───── Supplied entries

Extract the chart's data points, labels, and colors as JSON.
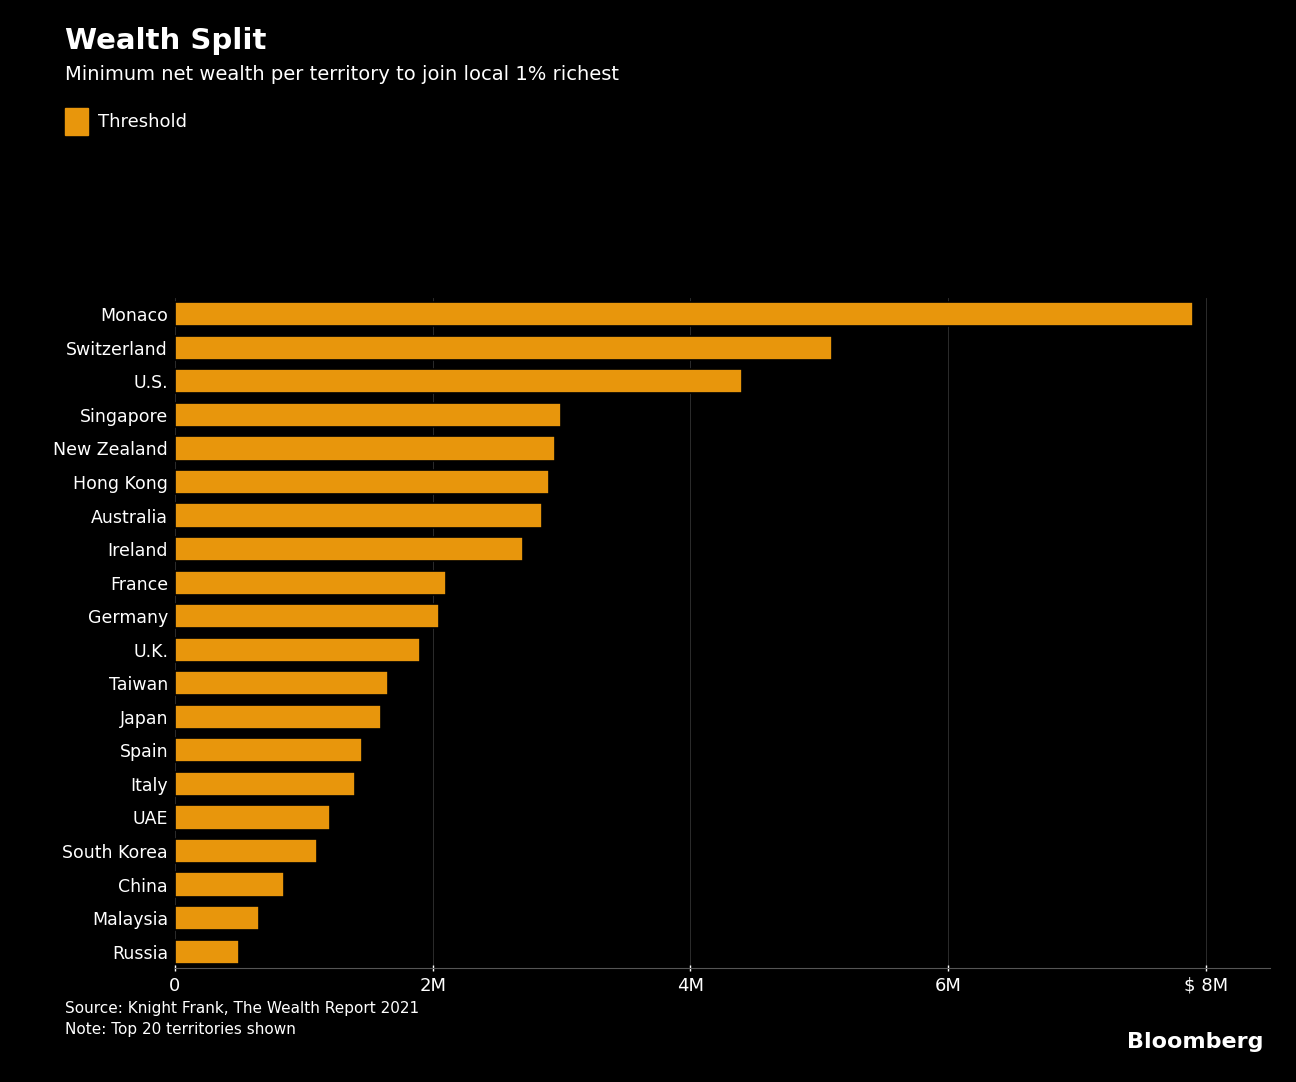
{
  "title": "Wealth Split",
  "subtitle": "Minimum net wealth per territory to join local 1% richest",
  "legend_label": "Threshold",
  "bar_color": "#E8960C",
  "background_color": "#000000",
  "text_color": "#FFFFFF",
  "source_text": "Source: Knight Frank, The Wealth Report 2021\nNote: Top 20 territories shown",
  "bloomberg_text": "Bloomberg",
  "countries": [
    "Monaco",
    "Switzerland",
    "U.S.",
    "Singapore",
    "New Zealand",
    "Hong Kong",
    "Australia",
    "Ireland",
    "France",
    "Germany",
    "U.K.",
    "Taiwan",
    "Japan",
    "Spain",
    "Italy",
    "UAE",
    "South Korea",
    "China",
    "Malaysia",
    "Russia"
  ],
  "values": [
    7900000,
    5100000,
    4400000,
    3000000,
    2950000,
    2900000,
    2850000,
    2700000,
    2100000,
    2050000,
    1900000,
    1650000,
    1600000,
    1450000,
    1400000,
    1200000,
    1100000,
    850000,
    650000,
    500000
  ],
  "xlim": [
    0,
    8500000
  ],
  "xtick_values": [
    0,
    2000000,
    4000000,
    6000000,
    8000000
  ],
  "xtick_labels": [
    "0",
    "2M",
    "4M",
    "6M",
    "$ 8M"
  ],
  "figsize": [
    12.96,
    10.82
  ],
  "dpi": 100
}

──────────

§ Exercise task
Without including any pictures, output all the entries above exactly.

§ Solution for this exercise
Extract the chart's data points, labels, and colors as JSON.
{
  "title": "Wealth Split",
  "subtitle": "Minimum net wealth per territory to join local 1% richest",
  "legend_label": "Threshold",
  "bar_color": "#E8960C",
  "background_color": "#000000",
  "text_color": "#FFFFFF",
  "source_text": "Source: Knight Frank, The Wealth Report 2021\nNote: Top 20 territories shown",
  "bloomberg_text": "Bloomberg",
  "countries": [
    "Monaco",
    "Switzerland",
    "U.S.",
    "Singapore",
    "New Zealand",
    "Hong Kong",
    "Australia",
    "Ireland",
    "France",
    "Germany",
    "U.K.",
    "Taiwan",
    "Japan",
    "Spain",
    "Italy",
    "UAE",
    "South Korea",
    "China",
    "Malaysia",
    "Russia"
  ],
  "values": [
    7900000,
    5100000,
    4400000,
    3000000,
    2950000,
    2900000,
    2850000,
    2700000,
    2100000,
    2050000,
    1900000,
    1650000,
    1600000,
    1450000,
    1400000,
    1200000,
    1100000,
    850000,
    650000,
    500000
  ],
  "xlim": [
    0,
    8500000
  ],
  "xtick_values": [
    0,
    2000000,
    4000000,
    6000000,
    8000000
  ],
  "xtick_labels": [
    "0",
    "2M",
    "4M",
    "6M",
    "$ 8M"
  ],
  "figsize": [
    12.96,
    10.82
  ],
  "dpi": 100
}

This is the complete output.